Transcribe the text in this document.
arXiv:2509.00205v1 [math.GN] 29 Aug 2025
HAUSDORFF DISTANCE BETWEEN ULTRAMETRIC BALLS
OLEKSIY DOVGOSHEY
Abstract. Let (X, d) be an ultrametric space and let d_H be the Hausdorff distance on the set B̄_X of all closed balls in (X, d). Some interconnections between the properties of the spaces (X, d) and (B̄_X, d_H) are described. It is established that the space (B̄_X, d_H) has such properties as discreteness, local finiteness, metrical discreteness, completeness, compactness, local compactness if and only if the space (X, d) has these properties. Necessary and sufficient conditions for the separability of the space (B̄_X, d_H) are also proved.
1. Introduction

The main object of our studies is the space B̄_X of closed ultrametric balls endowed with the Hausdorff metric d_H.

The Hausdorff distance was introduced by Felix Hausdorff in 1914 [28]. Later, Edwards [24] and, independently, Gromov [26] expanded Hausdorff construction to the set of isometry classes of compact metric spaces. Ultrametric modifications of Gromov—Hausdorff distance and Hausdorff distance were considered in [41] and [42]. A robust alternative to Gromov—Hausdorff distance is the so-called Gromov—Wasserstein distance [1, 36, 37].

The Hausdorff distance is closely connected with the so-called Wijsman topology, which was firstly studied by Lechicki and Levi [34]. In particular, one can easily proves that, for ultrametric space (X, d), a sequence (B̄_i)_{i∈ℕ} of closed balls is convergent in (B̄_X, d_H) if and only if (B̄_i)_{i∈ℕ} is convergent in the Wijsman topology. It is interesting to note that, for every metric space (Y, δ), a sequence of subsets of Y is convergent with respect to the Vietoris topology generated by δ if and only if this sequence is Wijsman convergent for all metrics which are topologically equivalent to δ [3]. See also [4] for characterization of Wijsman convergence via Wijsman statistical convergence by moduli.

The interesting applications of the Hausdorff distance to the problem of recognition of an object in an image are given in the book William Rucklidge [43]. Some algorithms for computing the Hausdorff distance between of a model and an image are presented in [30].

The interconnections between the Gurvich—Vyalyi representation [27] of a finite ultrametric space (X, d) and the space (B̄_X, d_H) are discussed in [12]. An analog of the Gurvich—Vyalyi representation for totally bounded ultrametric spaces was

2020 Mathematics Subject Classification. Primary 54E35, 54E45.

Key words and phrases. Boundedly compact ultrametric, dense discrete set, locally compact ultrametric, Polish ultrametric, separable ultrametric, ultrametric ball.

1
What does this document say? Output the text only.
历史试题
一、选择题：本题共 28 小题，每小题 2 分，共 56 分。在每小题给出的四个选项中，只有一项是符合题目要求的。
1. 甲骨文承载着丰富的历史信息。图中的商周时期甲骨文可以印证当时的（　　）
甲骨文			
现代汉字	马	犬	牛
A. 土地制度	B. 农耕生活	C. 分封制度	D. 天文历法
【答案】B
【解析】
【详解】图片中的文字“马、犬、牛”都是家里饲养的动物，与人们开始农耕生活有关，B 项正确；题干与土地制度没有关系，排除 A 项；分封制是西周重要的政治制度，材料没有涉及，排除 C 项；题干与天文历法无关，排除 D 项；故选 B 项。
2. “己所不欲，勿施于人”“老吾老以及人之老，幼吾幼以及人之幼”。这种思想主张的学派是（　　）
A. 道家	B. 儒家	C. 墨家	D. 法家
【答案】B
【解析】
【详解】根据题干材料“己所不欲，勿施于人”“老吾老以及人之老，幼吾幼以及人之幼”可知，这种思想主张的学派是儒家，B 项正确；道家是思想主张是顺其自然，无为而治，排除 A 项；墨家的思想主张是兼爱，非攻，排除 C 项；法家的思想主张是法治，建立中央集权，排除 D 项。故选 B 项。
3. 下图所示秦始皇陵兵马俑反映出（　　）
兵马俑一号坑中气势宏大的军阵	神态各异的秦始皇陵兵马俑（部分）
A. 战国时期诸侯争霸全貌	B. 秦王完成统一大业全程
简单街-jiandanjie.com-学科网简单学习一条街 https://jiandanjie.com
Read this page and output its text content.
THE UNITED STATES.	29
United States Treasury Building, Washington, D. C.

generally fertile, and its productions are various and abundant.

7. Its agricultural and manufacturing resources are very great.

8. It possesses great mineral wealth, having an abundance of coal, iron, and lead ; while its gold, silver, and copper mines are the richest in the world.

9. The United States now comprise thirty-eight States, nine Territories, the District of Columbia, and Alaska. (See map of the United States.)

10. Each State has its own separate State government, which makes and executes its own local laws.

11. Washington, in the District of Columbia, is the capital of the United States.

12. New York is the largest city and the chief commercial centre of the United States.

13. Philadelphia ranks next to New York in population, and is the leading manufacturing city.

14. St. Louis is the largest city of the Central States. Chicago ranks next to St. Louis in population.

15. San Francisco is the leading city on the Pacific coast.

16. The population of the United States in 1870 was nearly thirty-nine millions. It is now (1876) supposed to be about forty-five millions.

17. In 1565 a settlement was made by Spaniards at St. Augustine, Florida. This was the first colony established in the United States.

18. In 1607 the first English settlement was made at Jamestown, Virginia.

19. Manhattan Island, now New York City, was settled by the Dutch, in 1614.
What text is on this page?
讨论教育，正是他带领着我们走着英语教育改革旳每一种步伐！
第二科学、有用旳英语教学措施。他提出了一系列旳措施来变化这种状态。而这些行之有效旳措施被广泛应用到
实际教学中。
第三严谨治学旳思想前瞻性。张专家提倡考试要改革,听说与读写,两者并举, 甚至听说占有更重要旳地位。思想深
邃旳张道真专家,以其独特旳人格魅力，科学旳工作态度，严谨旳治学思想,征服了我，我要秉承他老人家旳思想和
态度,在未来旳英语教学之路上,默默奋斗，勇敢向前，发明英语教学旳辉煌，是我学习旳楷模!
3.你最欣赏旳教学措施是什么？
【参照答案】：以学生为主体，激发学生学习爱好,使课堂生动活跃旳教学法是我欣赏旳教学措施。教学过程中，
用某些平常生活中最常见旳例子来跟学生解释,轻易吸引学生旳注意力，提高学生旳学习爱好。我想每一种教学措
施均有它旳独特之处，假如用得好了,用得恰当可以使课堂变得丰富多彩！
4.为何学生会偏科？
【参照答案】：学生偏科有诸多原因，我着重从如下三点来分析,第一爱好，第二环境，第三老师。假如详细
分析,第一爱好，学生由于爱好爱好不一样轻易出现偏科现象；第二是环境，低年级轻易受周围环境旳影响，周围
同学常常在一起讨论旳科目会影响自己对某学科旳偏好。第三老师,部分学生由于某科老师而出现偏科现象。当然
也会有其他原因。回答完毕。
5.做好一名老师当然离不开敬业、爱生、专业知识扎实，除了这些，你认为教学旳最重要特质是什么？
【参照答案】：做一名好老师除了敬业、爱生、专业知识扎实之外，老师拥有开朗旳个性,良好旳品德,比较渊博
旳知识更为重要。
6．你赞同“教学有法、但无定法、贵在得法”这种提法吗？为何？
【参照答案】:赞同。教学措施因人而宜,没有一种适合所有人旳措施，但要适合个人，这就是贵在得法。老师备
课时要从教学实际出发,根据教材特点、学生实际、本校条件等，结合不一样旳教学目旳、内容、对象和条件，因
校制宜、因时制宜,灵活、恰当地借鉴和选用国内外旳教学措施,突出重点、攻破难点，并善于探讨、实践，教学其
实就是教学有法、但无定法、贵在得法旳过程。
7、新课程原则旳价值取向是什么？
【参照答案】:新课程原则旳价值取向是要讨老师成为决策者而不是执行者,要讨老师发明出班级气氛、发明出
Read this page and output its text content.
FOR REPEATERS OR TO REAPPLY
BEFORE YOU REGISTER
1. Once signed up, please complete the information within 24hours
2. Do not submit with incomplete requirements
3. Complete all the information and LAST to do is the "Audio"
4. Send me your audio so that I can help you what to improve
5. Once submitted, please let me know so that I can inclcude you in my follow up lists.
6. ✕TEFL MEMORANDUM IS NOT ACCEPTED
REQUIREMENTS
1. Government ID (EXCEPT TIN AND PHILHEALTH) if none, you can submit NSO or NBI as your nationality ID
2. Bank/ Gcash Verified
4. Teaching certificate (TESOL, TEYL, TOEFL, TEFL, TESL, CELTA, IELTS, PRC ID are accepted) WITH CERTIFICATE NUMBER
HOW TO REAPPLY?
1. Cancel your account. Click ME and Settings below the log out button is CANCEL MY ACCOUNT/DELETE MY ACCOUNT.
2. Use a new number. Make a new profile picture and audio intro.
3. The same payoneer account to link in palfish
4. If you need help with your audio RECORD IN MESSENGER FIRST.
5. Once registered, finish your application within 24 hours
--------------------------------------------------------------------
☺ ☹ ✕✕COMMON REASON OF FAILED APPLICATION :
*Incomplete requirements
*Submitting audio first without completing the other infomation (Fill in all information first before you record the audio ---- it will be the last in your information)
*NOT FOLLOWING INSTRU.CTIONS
= = = = =
» Given request: Copy out all lines above that include the string "第一爱好".

» Exercise response:
【参照答案】：学生偏科有诸多原因，我着重从如下三点来分析,第一爱好，第二环境，第三老师。假如详细
分析,第一爱好，学生由于爱好爱好不一样轻易出现偏科现象；第二是环境，低年级轻易受周围环境旳影响，周围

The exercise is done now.